§ **Excerpted data**
☆ ☆ ☆ ☆

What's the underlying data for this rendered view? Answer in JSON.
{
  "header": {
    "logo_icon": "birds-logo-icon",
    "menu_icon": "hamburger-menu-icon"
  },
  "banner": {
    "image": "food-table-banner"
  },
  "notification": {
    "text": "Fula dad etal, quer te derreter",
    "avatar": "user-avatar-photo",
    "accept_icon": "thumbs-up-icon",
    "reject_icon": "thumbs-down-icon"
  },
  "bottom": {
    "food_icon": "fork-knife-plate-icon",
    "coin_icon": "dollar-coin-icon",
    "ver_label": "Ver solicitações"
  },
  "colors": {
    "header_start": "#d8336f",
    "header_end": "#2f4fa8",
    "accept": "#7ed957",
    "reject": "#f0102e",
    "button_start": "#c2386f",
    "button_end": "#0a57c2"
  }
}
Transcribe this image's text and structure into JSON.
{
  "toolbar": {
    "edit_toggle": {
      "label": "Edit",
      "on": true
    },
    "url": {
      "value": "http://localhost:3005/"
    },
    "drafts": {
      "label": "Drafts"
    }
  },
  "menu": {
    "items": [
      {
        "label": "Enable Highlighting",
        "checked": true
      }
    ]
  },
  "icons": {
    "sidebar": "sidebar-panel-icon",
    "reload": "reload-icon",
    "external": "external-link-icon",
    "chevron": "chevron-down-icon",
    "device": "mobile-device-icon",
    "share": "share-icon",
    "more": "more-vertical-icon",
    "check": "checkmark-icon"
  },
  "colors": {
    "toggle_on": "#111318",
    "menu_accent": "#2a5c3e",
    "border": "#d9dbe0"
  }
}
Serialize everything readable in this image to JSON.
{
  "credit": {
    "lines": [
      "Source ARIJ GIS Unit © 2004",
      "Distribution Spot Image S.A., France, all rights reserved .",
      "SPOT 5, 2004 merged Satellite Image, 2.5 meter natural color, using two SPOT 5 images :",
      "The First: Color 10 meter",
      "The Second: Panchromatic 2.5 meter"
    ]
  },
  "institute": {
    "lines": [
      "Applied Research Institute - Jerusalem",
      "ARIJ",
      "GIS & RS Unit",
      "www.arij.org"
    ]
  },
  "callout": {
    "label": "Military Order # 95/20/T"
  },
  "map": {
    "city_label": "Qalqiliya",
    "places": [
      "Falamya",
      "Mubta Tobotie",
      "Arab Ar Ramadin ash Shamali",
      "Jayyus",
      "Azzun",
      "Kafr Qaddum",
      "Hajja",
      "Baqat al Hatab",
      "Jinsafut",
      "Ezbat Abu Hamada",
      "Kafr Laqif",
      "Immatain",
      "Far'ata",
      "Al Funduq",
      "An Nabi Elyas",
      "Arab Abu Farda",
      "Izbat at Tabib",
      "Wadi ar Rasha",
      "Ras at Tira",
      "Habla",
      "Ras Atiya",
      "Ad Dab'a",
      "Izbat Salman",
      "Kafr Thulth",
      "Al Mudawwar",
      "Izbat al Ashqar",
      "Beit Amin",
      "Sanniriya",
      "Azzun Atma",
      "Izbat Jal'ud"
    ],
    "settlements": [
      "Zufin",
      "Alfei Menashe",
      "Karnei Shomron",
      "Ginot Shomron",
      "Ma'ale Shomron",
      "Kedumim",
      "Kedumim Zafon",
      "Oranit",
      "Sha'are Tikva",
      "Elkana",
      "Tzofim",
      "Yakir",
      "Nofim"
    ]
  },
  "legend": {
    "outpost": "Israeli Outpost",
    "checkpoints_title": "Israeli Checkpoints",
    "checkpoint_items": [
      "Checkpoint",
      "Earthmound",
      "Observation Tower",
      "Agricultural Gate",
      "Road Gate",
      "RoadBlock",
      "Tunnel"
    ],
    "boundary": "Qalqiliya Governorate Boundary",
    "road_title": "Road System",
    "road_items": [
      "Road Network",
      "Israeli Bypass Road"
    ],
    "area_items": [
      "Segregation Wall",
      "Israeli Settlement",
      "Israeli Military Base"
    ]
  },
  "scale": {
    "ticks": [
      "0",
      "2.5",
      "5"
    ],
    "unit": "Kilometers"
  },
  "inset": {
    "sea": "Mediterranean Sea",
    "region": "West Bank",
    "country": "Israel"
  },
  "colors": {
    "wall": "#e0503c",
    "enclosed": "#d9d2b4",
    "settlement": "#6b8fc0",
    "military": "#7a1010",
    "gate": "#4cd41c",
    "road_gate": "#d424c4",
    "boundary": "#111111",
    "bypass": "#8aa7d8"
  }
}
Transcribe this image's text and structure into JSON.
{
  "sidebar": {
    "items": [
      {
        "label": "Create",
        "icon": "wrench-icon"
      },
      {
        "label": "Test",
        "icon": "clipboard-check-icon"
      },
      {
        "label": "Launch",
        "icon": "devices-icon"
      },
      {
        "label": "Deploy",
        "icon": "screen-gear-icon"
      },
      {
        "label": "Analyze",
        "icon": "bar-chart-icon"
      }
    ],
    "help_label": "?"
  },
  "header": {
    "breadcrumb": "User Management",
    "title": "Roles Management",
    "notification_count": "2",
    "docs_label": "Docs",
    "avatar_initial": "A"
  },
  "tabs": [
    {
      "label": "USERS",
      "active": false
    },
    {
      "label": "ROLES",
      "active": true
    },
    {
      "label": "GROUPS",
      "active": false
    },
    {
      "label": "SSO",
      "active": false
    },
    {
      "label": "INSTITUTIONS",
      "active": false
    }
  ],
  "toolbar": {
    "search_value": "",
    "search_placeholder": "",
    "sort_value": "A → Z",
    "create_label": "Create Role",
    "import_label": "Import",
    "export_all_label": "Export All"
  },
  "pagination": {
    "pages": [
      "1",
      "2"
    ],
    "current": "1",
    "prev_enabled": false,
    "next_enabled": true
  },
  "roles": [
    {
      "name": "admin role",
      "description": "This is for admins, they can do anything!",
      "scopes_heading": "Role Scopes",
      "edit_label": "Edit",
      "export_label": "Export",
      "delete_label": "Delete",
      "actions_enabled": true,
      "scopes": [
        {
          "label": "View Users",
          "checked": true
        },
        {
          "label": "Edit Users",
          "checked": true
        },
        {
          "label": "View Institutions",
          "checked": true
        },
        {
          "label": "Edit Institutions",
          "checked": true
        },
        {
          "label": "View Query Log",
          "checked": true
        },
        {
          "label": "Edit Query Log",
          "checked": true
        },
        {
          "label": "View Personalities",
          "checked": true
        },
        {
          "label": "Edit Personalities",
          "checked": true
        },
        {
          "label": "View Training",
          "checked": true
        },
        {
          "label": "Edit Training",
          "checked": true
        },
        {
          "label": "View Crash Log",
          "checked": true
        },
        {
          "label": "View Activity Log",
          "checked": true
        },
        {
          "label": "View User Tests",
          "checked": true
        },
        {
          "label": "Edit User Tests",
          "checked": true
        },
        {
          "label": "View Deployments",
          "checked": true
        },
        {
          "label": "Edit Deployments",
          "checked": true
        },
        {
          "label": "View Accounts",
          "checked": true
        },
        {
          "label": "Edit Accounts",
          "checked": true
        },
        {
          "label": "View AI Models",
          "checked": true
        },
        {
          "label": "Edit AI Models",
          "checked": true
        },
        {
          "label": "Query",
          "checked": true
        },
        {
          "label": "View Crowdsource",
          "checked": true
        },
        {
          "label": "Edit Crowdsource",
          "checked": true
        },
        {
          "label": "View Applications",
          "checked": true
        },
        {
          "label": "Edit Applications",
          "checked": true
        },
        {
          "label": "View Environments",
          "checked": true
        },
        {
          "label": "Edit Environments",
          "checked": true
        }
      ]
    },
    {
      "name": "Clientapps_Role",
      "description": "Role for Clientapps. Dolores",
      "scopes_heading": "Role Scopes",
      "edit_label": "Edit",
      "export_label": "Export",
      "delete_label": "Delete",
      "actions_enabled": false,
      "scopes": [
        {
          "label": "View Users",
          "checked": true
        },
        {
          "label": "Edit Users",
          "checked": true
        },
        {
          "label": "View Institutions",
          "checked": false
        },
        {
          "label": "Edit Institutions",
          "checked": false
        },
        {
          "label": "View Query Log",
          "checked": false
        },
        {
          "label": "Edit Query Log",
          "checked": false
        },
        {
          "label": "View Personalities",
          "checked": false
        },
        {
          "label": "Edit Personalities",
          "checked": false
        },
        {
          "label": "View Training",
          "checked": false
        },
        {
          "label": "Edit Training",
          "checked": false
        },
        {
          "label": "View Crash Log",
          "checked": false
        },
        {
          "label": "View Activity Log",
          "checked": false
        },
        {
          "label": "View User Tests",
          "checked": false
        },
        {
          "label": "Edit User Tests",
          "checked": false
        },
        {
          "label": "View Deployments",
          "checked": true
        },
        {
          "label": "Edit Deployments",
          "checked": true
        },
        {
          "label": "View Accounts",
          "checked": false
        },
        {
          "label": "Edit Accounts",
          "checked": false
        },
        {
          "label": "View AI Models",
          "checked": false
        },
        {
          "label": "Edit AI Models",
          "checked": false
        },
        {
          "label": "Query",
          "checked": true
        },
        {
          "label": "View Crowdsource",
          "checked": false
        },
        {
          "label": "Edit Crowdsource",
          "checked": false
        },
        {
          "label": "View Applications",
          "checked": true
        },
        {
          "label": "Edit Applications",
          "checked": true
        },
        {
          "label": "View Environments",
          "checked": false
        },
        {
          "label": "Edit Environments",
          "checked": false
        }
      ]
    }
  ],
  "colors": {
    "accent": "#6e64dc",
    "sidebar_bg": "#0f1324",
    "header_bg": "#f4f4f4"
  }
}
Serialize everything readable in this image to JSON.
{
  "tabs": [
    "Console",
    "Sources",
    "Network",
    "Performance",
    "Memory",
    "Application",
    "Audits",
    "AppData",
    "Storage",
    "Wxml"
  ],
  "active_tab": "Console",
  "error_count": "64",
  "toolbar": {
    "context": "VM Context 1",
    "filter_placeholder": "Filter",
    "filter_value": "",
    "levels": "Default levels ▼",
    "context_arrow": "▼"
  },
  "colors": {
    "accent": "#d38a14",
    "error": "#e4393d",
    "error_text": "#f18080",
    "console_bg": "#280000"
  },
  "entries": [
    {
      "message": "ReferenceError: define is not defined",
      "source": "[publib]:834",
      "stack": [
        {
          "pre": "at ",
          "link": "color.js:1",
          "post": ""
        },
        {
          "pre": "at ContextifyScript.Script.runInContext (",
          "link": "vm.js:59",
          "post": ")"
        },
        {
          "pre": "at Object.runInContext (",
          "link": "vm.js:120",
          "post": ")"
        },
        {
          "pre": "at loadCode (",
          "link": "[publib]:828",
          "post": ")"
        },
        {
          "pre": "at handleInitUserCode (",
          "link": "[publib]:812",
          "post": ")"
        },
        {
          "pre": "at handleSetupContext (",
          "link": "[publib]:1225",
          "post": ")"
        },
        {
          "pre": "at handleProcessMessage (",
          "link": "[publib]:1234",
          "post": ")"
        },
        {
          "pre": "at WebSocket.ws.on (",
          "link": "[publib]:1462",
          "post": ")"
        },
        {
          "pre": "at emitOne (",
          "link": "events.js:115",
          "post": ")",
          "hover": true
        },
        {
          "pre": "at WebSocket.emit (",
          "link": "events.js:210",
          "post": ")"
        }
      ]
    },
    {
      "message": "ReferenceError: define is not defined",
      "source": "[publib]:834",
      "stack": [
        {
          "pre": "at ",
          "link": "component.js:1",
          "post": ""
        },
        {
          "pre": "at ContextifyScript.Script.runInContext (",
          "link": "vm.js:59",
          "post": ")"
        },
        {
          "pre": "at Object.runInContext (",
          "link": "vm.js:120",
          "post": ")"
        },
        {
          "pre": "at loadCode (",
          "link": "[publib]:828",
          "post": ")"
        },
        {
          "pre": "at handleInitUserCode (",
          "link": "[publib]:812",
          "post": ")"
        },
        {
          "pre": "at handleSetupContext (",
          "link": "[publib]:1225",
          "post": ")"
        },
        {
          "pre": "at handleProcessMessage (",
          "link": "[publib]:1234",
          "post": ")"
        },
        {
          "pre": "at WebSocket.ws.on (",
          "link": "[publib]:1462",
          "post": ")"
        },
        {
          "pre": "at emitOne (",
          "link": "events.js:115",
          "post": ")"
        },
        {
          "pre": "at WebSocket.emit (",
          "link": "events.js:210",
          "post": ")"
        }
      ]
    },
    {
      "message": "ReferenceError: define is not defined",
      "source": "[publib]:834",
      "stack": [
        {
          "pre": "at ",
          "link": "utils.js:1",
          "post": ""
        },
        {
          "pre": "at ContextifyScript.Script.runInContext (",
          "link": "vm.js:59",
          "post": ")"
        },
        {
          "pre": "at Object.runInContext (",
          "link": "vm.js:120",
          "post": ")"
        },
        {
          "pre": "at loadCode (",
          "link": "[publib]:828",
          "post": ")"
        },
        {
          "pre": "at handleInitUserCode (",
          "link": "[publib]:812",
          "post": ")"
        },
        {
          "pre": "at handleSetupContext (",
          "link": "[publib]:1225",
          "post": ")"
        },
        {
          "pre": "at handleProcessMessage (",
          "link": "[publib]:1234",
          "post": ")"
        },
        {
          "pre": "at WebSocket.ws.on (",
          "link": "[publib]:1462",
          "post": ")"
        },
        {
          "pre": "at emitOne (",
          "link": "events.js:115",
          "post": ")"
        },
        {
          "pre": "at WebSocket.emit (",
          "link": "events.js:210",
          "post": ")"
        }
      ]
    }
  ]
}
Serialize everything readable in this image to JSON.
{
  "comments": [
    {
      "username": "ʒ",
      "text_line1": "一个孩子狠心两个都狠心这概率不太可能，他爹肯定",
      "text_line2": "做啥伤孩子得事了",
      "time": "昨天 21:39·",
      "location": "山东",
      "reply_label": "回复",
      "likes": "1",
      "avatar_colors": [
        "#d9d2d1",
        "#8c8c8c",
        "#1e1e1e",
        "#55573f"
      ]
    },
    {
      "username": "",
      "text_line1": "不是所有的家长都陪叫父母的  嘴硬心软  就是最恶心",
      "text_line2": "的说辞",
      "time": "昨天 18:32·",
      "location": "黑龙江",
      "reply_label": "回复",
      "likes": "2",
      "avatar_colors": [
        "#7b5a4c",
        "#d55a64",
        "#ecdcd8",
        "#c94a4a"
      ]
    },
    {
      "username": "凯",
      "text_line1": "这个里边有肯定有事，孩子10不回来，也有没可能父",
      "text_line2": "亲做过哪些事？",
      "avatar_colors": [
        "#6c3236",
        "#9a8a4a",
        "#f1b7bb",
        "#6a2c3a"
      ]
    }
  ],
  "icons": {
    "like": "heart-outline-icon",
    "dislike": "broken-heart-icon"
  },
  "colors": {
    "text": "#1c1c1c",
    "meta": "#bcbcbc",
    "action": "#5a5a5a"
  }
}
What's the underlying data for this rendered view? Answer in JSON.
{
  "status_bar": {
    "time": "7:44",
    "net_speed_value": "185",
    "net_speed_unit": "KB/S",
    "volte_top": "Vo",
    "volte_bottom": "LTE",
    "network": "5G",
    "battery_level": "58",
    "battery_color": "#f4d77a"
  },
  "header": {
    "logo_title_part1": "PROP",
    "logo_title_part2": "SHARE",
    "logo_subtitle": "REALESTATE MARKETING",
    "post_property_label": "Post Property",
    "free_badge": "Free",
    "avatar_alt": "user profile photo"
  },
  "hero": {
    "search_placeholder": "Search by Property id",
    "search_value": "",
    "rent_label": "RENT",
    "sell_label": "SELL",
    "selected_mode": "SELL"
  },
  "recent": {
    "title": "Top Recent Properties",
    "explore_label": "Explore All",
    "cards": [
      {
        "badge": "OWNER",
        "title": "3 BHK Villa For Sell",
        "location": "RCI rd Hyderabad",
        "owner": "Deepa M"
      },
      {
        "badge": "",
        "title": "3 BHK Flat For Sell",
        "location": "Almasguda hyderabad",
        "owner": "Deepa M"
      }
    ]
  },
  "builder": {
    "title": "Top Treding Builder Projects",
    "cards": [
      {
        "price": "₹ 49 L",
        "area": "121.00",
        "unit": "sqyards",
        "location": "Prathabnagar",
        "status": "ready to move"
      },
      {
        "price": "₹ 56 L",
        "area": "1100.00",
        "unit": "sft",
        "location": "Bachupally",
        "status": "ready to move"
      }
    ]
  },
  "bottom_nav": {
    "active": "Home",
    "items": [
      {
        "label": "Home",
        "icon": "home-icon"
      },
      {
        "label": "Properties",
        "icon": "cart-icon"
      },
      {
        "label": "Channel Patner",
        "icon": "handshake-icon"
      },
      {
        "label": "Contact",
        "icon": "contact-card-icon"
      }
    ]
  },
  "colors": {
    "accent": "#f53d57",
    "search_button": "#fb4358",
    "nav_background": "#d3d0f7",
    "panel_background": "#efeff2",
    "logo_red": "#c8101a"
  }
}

☆ ☆ ☆ ☆

§ **Exercise goal**
Say how many lines of the listing above contain "Arab", with no other words.

§ **Response below**
2